====== Dataset content

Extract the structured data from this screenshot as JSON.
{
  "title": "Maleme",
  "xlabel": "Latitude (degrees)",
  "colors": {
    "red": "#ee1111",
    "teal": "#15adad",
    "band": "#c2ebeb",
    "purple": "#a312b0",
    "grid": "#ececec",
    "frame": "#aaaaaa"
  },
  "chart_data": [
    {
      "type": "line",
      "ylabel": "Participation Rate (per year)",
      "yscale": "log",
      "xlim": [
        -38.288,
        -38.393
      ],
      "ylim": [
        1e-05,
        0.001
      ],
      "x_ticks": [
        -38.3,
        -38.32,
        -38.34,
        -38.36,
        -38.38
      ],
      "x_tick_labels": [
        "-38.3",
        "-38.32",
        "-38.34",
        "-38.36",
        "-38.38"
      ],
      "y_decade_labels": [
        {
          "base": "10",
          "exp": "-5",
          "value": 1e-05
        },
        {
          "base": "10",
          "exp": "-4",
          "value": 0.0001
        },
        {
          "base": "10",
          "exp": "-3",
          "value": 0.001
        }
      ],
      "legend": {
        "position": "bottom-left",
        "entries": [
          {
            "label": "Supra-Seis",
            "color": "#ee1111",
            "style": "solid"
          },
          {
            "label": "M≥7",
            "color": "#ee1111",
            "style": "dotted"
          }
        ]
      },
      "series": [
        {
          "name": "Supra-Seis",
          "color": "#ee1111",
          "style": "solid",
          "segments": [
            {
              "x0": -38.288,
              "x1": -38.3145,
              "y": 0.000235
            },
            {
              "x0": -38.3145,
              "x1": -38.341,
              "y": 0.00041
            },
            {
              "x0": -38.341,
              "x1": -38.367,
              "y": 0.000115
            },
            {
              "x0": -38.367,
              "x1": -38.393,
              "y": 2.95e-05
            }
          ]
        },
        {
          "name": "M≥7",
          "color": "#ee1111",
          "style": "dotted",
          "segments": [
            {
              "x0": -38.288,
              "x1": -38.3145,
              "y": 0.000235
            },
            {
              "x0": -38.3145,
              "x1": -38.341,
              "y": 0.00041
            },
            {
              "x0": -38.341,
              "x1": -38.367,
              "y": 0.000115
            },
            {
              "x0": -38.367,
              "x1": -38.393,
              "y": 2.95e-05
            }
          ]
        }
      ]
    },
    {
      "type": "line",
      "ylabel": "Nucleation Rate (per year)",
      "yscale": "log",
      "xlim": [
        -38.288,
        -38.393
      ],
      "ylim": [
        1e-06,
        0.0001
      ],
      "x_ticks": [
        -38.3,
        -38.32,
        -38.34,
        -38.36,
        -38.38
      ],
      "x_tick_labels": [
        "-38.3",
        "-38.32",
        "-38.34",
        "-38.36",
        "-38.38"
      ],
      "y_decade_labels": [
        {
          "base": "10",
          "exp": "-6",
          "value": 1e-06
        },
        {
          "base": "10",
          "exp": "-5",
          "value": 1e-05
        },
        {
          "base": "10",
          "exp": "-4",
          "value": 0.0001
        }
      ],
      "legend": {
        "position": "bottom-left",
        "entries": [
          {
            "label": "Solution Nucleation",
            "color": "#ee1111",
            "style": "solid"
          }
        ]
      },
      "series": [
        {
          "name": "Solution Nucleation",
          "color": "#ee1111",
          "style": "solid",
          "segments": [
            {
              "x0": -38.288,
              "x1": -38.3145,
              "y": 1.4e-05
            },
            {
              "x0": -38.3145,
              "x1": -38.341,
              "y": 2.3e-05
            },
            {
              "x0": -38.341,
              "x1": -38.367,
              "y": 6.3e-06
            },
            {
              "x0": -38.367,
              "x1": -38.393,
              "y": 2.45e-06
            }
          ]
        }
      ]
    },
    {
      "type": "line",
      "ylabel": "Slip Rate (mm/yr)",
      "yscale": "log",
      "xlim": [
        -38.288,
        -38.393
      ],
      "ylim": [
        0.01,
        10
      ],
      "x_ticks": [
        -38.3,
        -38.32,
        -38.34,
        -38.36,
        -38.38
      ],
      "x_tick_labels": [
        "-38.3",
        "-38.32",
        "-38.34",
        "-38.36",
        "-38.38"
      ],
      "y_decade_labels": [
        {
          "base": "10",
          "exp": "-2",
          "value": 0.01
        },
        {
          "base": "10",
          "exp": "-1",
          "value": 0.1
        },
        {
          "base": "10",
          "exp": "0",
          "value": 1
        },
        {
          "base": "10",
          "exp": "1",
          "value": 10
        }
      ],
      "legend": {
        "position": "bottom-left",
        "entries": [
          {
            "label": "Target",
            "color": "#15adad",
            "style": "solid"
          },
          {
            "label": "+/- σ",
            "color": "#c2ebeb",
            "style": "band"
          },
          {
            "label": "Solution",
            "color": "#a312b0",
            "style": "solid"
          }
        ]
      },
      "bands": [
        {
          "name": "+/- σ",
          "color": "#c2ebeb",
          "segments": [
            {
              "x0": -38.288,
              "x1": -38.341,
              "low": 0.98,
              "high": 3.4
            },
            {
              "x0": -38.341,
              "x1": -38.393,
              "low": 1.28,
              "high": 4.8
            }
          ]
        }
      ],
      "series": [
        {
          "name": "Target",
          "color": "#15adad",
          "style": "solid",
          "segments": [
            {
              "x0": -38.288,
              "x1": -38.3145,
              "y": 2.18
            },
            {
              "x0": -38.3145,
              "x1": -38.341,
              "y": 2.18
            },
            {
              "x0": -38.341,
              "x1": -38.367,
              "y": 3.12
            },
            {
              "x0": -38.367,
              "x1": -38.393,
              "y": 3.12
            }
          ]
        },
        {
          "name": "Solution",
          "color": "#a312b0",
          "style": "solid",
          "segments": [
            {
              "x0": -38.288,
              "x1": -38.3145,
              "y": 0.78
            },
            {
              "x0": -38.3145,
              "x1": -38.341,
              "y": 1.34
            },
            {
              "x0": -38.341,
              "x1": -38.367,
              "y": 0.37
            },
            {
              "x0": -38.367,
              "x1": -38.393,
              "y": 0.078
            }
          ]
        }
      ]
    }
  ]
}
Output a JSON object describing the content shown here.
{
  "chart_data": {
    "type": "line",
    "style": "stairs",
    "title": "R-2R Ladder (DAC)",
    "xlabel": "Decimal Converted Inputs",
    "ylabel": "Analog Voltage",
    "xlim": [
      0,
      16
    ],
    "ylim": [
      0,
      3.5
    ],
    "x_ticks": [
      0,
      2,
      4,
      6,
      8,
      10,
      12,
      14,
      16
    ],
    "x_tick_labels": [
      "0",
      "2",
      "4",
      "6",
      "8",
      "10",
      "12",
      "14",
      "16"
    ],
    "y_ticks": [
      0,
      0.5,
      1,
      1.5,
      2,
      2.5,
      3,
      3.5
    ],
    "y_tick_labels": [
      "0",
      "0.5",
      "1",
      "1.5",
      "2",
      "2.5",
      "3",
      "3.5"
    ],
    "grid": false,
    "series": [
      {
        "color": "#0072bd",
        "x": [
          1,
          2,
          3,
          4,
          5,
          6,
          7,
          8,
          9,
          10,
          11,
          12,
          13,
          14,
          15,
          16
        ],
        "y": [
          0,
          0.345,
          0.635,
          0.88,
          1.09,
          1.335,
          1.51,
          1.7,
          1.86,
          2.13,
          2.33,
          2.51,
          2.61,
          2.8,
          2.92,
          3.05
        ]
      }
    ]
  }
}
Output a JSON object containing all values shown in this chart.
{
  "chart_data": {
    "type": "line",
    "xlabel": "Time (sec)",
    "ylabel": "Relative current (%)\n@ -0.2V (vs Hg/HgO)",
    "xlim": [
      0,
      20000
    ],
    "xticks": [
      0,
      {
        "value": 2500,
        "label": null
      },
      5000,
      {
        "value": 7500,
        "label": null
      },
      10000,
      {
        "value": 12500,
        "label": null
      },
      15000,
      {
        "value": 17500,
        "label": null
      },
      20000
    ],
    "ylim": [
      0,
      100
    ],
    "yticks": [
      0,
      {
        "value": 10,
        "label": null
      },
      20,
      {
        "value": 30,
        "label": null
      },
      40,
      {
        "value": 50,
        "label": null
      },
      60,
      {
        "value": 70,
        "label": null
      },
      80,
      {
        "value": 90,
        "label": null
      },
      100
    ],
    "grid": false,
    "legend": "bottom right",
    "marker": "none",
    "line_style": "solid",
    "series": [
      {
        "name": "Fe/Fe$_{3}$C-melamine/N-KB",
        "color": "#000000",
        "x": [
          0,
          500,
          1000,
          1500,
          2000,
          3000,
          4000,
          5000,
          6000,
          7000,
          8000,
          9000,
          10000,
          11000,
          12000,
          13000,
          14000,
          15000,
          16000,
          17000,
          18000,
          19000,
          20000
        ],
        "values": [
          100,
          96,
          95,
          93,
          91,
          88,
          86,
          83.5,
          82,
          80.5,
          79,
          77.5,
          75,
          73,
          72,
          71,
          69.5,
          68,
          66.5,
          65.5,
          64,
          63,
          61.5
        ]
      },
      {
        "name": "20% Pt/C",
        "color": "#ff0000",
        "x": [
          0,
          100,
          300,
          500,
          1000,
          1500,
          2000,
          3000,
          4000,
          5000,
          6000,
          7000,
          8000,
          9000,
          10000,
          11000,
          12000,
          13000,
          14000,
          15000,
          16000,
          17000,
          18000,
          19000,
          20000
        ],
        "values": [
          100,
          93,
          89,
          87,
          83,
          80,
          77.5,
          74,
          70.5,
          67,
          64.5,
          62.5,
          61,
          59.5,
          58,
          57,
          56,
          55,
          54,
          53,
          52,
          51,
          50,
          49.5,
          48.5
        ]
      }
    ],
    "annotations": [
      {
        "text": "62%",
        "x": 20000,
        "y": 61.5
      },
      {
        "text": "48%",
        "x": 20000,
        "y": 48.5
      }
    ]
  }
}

============

Locate the word "JSON" in the records above, and return each line that has it.

Extract the structured data from this screenshot as JSON.
Output a JSON object describing the content shown here.
Output a JSON object containing all values shown in this chart.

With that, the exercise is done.